Records for this task.
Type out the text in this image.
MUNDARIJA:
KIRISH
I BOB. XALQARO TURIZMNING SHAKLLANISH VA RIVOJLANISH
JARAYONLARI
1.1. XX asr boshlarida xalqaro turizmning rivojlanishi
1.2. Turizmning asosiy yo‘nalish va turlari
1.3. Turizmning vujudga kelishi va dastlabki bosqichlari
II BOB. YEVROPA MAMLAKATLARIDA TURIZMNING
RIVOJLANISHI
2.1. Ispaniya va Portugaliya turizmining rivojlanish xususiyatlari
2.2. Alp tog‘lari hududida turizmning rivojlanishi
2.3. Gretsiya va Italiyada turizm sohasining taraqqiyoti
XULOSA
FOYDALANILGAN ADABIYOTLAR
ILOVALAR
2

Problem statement. Copy all of the data exactly.

Result of the task.
Type out the text in this image.
MUNDARIJA:
KIRISH
I BOB. XALQARO TURIZMNING SHAKLLANISH VA RIVOJLANISH
JARAYONLARI
1.1. XX asr boshlarida xalqaro turizmning rivojlanishi
1.2. Turizmning asosiy yo‘nalish va turlari
1.3. Turizmning vujudga kelishi va dastlabki bosqichlari
II BOB. YEVROPA MAMLAKATLARIDA TURIZMNING
RIVOJLANISHI
2.1. Ispaniya va Portugaliya turizmining rivojlanish xususiyatlari
2.2. Alp tog‘lari hududida turizmning rivojlanishi
2.3. Gretsiya va Italiyada turizm sohasining taraqqiyoti
XULOSA
FOYDALANILGAN ADABIYOTLAR
ILOVALAR
2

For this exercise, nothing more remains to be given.